■ **GIVEN PROBLEM**
Reproduce each line exactly, including spacing and punctuation.

■ **EXTRACTED MATERIAL**
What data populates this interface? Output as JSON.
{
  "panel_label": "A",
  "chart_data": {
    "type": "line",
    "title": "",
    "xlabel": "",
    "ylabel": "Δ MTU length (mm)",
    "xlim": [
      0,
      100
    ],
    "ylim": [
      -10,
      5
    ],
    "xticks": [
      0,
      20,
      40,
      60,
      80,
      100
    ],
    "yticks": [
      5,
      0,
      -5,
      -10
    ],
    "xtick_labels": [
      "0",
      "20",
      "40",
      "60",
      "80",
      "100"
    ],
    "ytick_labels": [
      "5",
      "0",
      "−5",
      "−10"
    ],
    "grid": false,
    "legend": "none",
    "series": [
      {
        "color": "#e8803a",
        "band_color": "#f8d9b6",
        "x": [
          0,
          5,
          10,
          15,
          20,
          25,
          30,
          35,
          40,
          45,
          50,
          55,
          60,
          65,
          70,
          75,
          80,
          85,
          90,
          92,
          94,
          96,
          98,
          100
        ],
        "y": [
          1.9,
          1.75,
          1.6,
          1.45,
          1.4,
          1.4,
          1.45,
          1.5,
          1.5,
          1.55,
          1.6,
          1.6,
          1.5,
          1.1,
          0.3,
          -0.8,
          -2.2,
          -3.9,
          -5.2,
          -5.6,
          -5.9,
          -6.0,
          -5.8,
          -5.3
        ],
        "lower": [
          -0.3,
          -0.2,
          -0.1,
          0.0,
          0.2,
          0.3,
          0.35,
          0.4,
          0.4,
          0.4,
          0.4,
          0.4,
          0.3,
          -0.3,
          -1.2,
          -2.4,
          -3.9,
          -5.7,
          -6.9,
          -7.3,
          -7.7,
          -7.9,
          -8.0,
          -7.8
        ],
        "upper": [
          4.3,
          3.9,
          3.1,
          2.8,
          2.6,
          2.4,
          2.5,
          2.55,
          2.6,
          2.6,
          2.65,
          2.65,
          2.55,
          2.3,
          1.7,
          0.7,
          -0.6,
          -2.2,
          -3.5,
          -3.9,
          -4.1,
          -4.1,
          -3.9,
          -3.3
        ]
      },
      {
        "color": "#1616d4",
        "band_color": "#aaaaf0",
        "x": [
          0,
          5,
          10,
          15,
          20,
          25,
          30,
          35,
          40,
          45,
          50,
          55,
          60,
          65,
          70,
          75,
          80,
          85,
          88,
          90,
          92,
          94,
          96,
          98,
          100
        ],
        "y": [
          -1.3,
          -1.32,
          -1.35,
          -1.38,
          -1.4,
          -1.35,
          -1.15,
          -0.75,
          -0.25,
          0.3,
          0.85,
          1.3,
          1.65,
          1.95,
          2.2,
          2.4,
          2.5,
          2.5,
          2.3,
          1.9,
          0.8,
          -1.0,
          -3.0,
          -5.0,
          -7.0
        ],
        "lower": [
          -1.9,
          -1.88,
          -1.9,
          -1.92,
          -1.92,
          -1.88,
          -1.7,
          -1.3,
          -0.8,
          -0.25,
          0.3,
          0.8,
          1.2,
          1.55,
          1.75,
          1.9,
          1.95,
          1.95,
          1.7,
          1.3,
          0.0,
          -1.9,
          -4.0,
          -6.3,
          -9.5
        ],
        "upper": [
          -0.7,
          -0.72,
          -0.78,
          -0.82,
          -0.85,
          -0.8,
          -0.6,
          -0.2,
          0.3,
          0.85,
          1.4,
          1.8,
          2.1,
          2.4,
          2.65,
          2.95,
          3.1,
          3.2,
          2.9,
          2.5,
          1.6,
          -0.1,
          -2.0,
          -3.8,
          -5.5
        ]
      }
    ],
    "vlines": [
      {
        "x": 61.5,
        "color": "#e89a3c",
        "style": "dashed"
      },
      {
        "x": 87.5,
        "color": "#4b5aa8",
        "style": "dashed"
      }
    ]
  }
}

■ **OUTPUT**
What data populates this interface? Output as JSON.
{
  "panel_label": "A",
  "chart_data": {
    "type": "line",
    "title": "",
    "xlabel": "",
    "ylabel": "Δ MTU length (mm)",
    "xlim": [
      0,
      100
    ],
    "ylim": [
      -10,
      5
    ],
    "xticks": [
      0,
      20,
      40,
      60,
      80,
      100
    ],
    "yticks": [
      5,
      0,
      -5,
      -10
    ],
    "xtick_labels": [
      "0",
      "20",
      "40",
      "60",
      "80",
      "100"
    ],
    "ytick_labels": [
      "5",
      "0",
      "−5",
      "−10"
    ],
    "grid": false,
    "legend": "none",
    "series": [
      {
        "color": "#e8803a",
        "band_color": "#f8d9b6",
        "x": [
          0,
          5,
          10,
          15,
          20,
          25,
          30,
          35,
          40,
          45,
          50,
          55,
          60,
          65,
          70,
          75,
          80,
          85,
          90,
          92,
          94,
          96,
          98,
          100
        ],
        "y": [
          1.9,
          1.75,
          1.6,
          1.45,
          1.4,
          1.4,
          1.45,
          1.5,
          1.5,
          1.55,
          1.6,
          1.6,
          1.5,
          1.1,
          0.3,
          -0.8,
          -2.2,
          -3.9,
          -5.2,
          -5.6,
          -5.9,
          -6.0,
          -5.8,
          -5.3
        ],
        "lower": [
          -0.3,
          -0.2,
          -0.1,
          0.0,
          0.2,
          0.3,
          0.35,
          0.4,
          0.4,
          0.4,
          0.4,
          0.4,
          0.3,
          -0.3,
          -1.2,
          -2.4,
          -3.9,
          -5.7,
          -6.9,
          -7.3,
          -7.7,
          -7.9,
          -8.0,
          -7.8
        ],
        "upper": [
          4.3,
          3.9,
          3.1,
          2.8,
          2.6,
          2.4,
          2.5,
          2.55,
          2.6,
          2.6,
          2.65,
          2.65,
          2.55,
          2.3,
          1.7,
          0.7,
          -0.6,
          -2.2,
          -3.5,
          -3.9,
          -4.1,
          -4.1,
          -3.9,
          -3.3
        ]
      },
      {
        "color": "#1616d4",
        "band_color": "#aaaaf0",
        "x": [
          0,
          5,
          10,
          15,
          20,
          25,
          30,
          35,
          40,
          45,
          50,
          55,
          60,
          65,
          70,
          75,
          80,
          85,
          88,
          90,
          92,
          94,
          96,
          98,
          100
        ],
        "y": [
          -1.3,
          -1.32,
          -1.35,
          -1.38,
          -1.4,
          -1.35,
          -1.15,
          -0.75,
          -0.25,
          0.3,
          0.85,
          1.3,
          1.65,
          1.95,
          2.2,
          2.4,
          2.5,
          2.5,
          2.3,
          1.9,
          0.8,
          -1.0,
          -3.0,
          -5.0,
          -7.0
        ],
        "lower": [
          -1.9,
          -1.88,
          -1.9,
          -1.92,
          -1.92,
          -1.88,
          -1.7,
          -1.3,
          -0.8,
          -0.25,
          0.3,
          0.8,
          1.2,
          1.55,
          1.75,
          1.9,
          1.95,
          1.95,
          1.7,
          1.3,
          0.0,
          -1.9,
          -4.0,
          -6.3,
          -9.5
        ],
        "upper": [
          -0.7,
          -0.72,
          -0.78,
          -0.82,
          -0.85,
          -0.8,
          -0.6,
          -0.2,
          0.3,
          0.85,
          1.4,
          1.8,
          2.1,
          2.4,
          2.65,
          2.95,
          3.1,
          3.2,
          2.9,
          2.5,
          1.6,
          -0.1,
          -2.0,
          -3.8,
          -5.5
        ]
      }
    ],
    "vlines": [
      {
        "x": 61.5,
        "color": "#e89a3c",
        "style": "dashed"
      },
      {
        "x": 87.5,
        "color": "#4b5aa8",
        "style": "dashed"
      }
    ]
  }
}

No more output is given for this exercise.